EXERCISE BRIEF » Repeat the data word for word. Do not include the pictures.

* Start RECORDS SHOWN *

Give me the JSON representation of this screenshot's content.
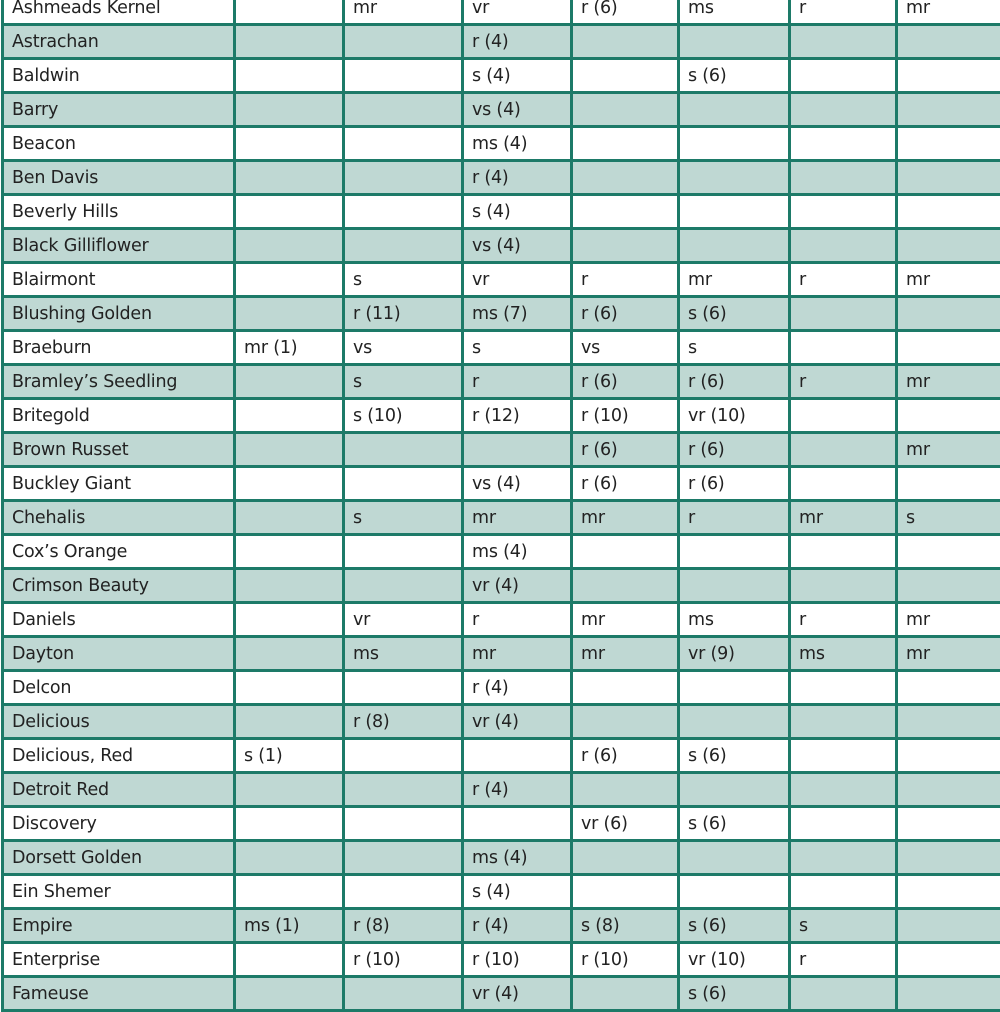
{
  "colors": {
    "border": "#1d7a68",
    "shade": "#bfd8d3"
  },
  "rows": [
    [
      "Ashmeads Kernel",
      "",
      "mr",
      "vr",
      "r (6)",
      "ms",
      "r",
      "mr"
    ],
    [
      "Astrachan",
      "",
      "",
      "r (4)",
      "",
      "",
      "",
      ""
    ],
    [
      "Baldwin",
      "",
      "",
      "s (4)",
      "",
      "s (6)",
      "",
      ""
    ],
    [
      "Barry",
      "",
      "",
      "vs (4)",
      "",
      "",
      "",
      ""
    ],
    [
      "Beacon",
      "",
      "",
      "ms (4)",
      "",
      "",
      "",
      ""
    ],
    [
      "Ben Davis",
      "",
      "",
      "r (4)",
      "",
      "",
      "",
      ""
    ],
    [
      "Beverly Hills",
      "",
      "",
      "s (4)",
      "",
      "",
      "",
      ""
    ],
    [
      "Black Gilliflower",
      "",
      "",
      "vs (4)",
      "",
      "",
      "",
      ""
    ],
    [
      "Blairmont",
      "",
      "s",
      "vr",
      "r",
      "mr",
      "r",
      "mr"
    ],
    [
      "Blushing Golden",
      "",
      "r (11)",
      "ms (7)",
      "r (6)",
      "s (6)",
      "",
      ""
    ],
    [
      "Braeburn",
      "mr (1)",
      "vs",
      "s",
      "vs",
      "s",
      "",
      ""
    ],
    [
      "Bramley’s Seedling",
      "",
      "s",
      "r",
      "r (6)",
      "r (6)",
      "r",
      "mr"
    ],
    [
      "Britegold",
      "",
      "s (10)",
      "r (12)",
      "r (10)",
      "vr (10)",
      "",
      ""
    ],
    [
      "Brown Russet",
      "",
      "",
      "",
      "r (6)",
      "r (6)",
      "",
      "mr"
    ],
    [
      "Buckley Giant",
      "",
      "",
      "vs (4)",
      "r (6)",
      "r (6)",
      "",
      ""
    ],
    [
      "Chehalis",
      "",
      "s",
      "mr",
      "mr",
      "r",
      "mr",
      "s"
    ],
    [
      "Cox’s Orange",
      "",
      "",
      "ms (4)",
      "",
      "",
      "",
      ""
    ],
    [
      "Crimson Beauty",
      "",
      "",
      "vr (4)",
      "",
      "",
      "",
      ""
    ],
    [
      "Daniels",
      "",
      "vr",
      "r",
      "mr",
      "ms",
      "r",
      "mr"
    ],
    [
      "Dayton",
      "",
      "ms",
      "mr",
      "mr",
      "vr (9)",
      "ms",
      "mr"
    ],
    [
      "Delcon",
      "",
      "",
      "r (4)",
      "",
      "",
      "",
      ""
    ],
    [
      "Delicious",
      "",
      "r (8)",
      "vr (4)",
      "",
      "",
      "",
      ""
    ],
    [
      "Delicious, Red",
      "s (1)",
      "",
      "",
      "r (6)",
      "s (6)",
      "",
      ""
    ],
    [
      "Detroit Red",
      "",
      "",
      "r (4)",
      "",
      "",
      "",
      ""
    ],
    [
      "Discovery",
      "",
      "",
      "",
      "vr (6)",
      "s (6)",
      "",
      ""
    ],
    [
      "Dorsett Golden",
      "",
      "",
      "ms (4)",
      "",
      "",
      "",
      ""
    ],
    [
      "Ein Shemer",
      "",
      "",
      "s (4)",
      "",
      "",
      "",
      ""
    ],
    [
      "Empire",
      "ms (1)",
      "r (8)",
      "r (4)",
      "s (8)",
      "s (6)",
      "s",
      ""
    ],
    [
      "Enterprise",
      "",
      "r (10)",
      "r (10)",
      "r (10)",
      "vr (10)",
      "r",
      ""
    ],
    [
      "Fameuse",
      "",
      "",
      "vr (4)",
      "",
      "s (6)",
      "",
      ""
    ]
  ]
}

* End RECORDS SHOWN *

EXERCISE RESULT »
Give me the JSON representation of this screenshot's content.
{
  "colors": {
    "border": "#1d7a68",
    "shade": "#bfd8d3"
  },
  "rows": [
    [
      "Ashmeads Kernel",
      "",
      "mr",
      "vr",
      "r (6)",
      "ms",
      "r",
      "mr"
    ],
    [
      "Astrachan",
      "",
      "",
      "r (4)",
      "",
      "",
      "",
      ""
    ],
    [
      "Baldwin",
      "",
      "",
      "s (4)",
      "",
      "s (6)",
      "",
      ""
    ],
    [
      "Barry",
      "",
      "",
      "vs (4)",
      "",
      "",
      "",
      ""
    ],
    [
      "Beacon",
      "",
      "",
      "ms (4)",
      "",
      "",
      "",
      ""
    ],
    [
      "Ben Davis",
      "",
      "",
      "r (4)",
      "",
      "",
      "",
      ""
    ],
    [
      "Beverly Hills",
      "",
      "",
      "s (4)",
      "",
      "",
      "",
      ""
    ],
    [
      "Black Gilliflower",
      "",
      "",
      "vs (4)",
      "",
      "",
      "",
      ""
    ],
    [
      "Blairmont",
      "",
      "s",
      "vr",
      "r",
      "mr",
      "r",
      "mr"
    ],
    [
      "Blushing Golden",
      "",
      "r (11)",
      "ms (7)",
      "r (6)",
      "s (6)",
      "",
      ""
    ],
    [
      "Braeburn",
      "mr (1)",
      "vs",
      "s",
      "vs",
      "s",
      "",
      ""
    ],
    [
      "Bramley’s Seedling",
      "",
      "s",
      "r",
      "r (6)",
      "r (6)",
      "r",
      "mr"
    ],
    [
      "Britegold",
      "",
      "s (10)",
      "r (12)",
      "r (10)",
      "vr (10)",
      "",
      ""
    ],
    [
      "Brown Russet",
      "",
      "",
      "",
      "r (6)",
      "r (6)",
      "",
      "mr"
    ],
    [
      "Buckley Giant",
      "",
      "",
      "vs (4)",
      "r (6)",
      "r (6)",
      "",
      ""
    ],
    [
      "Chehalis",
      "",
      "s",
      "mr",
      "mr",
      "r",
      "mr",
      "s"
    ],
    [
      "Cox’s Orange",
      "",
      "",
      "ms (4)",
      "",
      "",
      "",
      ""
    ],
    [
      "Crimson Beauty",
      "",
      "",
      "vr (4)",
      "",
      "",
      "",
      ""
    ],
    [
      "Daniels",
      "",
      "vr",
      "r",
      "mr",
      "ms",
      "r",
      "mr"
    ],
    [
      "Dayton",
      "",
      "ms",
      "mr",
      "mr",
      "vr (9)",
      "ms",
      "mr"
    ],
    [
      "Delcon",
      "",
      "",
      "r (4)",
      "",
      "",
      "",
      ""
    ],
    [
      "Delicious",
      "",
      "r (8)",
      "vr (4)",
      "",
      "",
      "",
      ""
    ],
    [
      "Delicious, Red",
      "s (1)",
      "",
      "",
      "r (6)",
      "s (6)",
      "",
      ""
    ],
    [
      "Detroit Red",
      "",
      "",
      "r (4)",
      "",
      "",
      "",
      ""
    ],
    [
      "Discovery",
      "",
      "",
      "",
      "vr (6)",
      "s (6)",
      "",
      ""
    ],
    [
      "Dorsett Golden",
      "",
      "",
      "ms (4)",
      "",
      "",
      "",
      ""
    ],
    [
      "Ein Shemer",
      "",
      "",
      "s (4)",
      "",
      "",
      "",
      ""
    ],
    [
      "Empire",
      "ms (1)",
      "r (8)",
      "r (4)",
      "s (8)",
      "s (6)",
      "s",
      ""
    ],
    [
      "Enterprise",
      "",
      "r (10)",
      "r (10)",
      "r (10)",
      "vr (10)",
      "r",
      ""
    ],
    [
      "Fameuse",
      "",
      "",
      "vr (4)",
      "",
      "s (6)",
      "",
      ""
    ]
  ]
}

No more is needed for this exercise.